=== Extracted data ===
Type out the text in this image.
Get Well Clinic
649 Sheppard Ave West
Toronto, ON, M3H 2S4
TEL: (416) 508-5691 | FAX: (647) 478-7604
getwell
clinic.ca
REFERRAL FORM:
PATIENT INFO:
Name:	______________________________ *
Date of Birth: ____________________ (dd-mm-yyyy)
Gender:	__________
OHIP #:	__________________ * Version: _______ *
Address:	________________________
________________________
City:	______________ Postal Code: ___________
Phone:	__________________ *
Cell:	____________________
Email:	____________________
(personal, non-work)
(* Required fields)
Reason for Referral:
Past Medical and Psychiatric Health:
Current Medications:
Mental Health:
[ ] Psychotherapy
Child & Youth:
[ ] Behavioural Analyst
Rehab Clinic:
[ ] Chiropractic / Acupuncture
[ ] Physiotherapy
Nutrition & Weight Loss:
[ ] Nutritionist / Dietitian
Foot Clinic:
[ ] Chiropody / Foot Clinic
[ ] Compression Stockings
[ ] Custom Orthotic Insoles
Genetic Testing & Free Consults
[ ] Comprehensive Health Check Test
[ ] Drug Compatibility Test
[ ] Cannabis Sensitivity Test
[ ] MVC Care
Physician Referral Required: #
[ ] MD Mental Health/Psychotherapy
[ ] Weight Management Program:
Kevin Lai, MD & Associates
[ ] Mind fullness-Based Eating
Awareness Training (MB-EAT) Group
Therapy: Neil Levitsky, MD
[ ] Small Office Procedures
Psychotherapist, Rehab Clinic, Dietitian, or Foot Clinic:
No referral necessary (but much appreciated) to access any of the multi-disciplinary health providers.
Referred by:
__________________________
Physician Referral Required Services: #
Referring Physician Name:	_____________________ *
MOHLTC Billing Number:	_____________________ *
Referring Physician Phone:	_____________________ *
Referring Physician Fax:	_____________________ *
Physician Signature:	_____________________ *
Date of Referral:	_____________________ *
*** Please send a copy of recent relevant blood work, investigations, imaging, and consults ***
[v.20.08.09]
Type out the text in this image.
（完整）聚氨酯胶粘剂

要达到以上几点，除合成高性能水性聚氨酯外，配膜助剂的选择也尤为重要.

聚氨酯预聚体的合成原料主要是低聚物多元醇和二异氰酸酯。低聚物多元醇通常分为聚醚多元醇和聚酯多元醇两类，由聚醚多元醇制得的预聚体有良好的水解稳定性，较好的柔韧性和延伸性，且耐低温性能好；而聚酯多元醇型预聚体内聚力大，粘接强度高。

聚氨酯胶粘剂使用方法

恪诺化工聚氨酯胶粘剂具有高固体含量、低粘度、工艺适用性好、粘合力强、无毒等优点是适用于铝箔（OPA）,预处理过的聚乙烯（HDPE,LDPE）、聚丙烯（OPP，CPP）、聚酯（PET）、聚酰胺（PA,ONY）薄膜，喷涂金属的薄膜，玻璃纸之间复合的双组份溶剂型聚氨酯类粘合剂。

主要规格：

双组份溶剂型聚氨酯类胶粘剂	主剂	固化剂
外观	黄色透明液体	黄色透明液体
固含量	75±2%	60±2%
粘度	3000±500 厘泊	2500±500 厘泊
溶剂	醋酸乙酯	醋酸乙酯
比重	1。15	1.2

=== Stated exercise ===
Repeat the listing above without any change.

=== Task solution ===
Type out the text in this image.
Get Well Clinic
649 Sheppard Ave West
Toronto, ON, M3H 2S4
TEL: (416) 508-5691 | FAX: (647) 478-7604
getwell
clinic.ca
REFERRAL FORM:
PATIENT INFO:
Name:	______________________________ *
Date of Birth: ____________________ (dd-mm-yyyy)
Gender:	__________
OHIP #:	__________________ * Version: _______ *
Address:	________________________
________________________
City:	______________ Postal Code: ___________
Phone:	__________________ *
Cell:	____________________
Email:	____________________
(personal, non-work)
(* Required fields)
Reason for Referral:
Past Medical and Psychiatric Health:
Current Medications:
Mental Health:
[ ] Psychotherapy
Child & Youth:
[ ] Behavioural Analyst
Rehab Clinic:
[ ] Chiropractic / Acupuncture
[ ] Physiotherapy
Nutrition & Weight Loss:
[ ] Nutritionist / Dietitian
Foot Clinic:
[ ] Chiropody / Foot Clinic
[ ] Compression Stockings
[ ] Custom Orthotic Insoles
Genetic Testing & Free Consults
[ ] Comprehensive Health Check Test
[ ] Drug Compatibility Test
[ ] Cannabis Sensitivity Test
[ ] MVC Care
Physician Referral Required: #
[ ] MD Mental Health/Psychotherapy
[ ] Weight Management Program:
Kevin Lai, MD & Associates
[ ] Mind fullness-Based Eating
Awareness Training (MB-EAT) Group
Therapy: Neil Levitsky, MD
[ ] Small Office Procedures
Psychotherapist, Rehab Clinic, Dietitian, or Foot Clinic:
No referral necessary (but much appreciated) to access any of the multi-disciplinary health providers.
Referred by:
__________________________
Physician Referral Required Services: #
Referring Physician Name:	_____________________ *
MOHLTC Billing Number:	_____________________ *
Referring Physician Phone:	_____________________ *
Referring Physician Fax:	_____________________ *
Physician Signature:	_____________________ *
Date of Referral:	_____________________ *
*** Please send a copy of recent relevant blood work, investigations, imaging, and consults ***
[v.20.08.09]
Type out the text in this image.
（完整）聚氨酯胶粘剂

要达到以上几点，除合成高性能水性聚氨酯外，配膜助剂的选择也尤为重要.

聚氨酯预聚体的合成原料主要是低聚物多元醇和二异氰酸酯。低聚物多元醇通常分为聚醚多元醇和聚酯多元醇两类，由聚醚多元醇制得的预聚体有良好的水解稳定性，较好的柔韧性和延伸性，且耐低温性能好；而聚酯多元醇型预聚体内聚力大，粘接强度高。

聚氨酯胶粘剂使用方法

恪诺化工聚氨酯胶粘剂具有高固体含量、低粘度、工艺适用性好、粘合力强、无毒等优点是适用于铝箔（OPA）,预处理过的聚乙烯（HDPE,LDPE）、聚丙烯（OPP，CPP）、聚酯（PET）、聚酰胺（PA,ONY）薄膜，喷涂金属的薄膜，玻璃纸之间复合的双组份溶剂型聚氨酯类粘合剂。

主要规格：

双组份溶剂型聚氨酯类胶粘剂	主剂	固化剂
外观	黄色透明液体	黄色透明液体
固含量	75±2%	60±2%
粘度	3000±500 厘泊	2500±500 厘泊
溶剂	醋酸乙酯	醋酸乙酯
比重	1。15	1.2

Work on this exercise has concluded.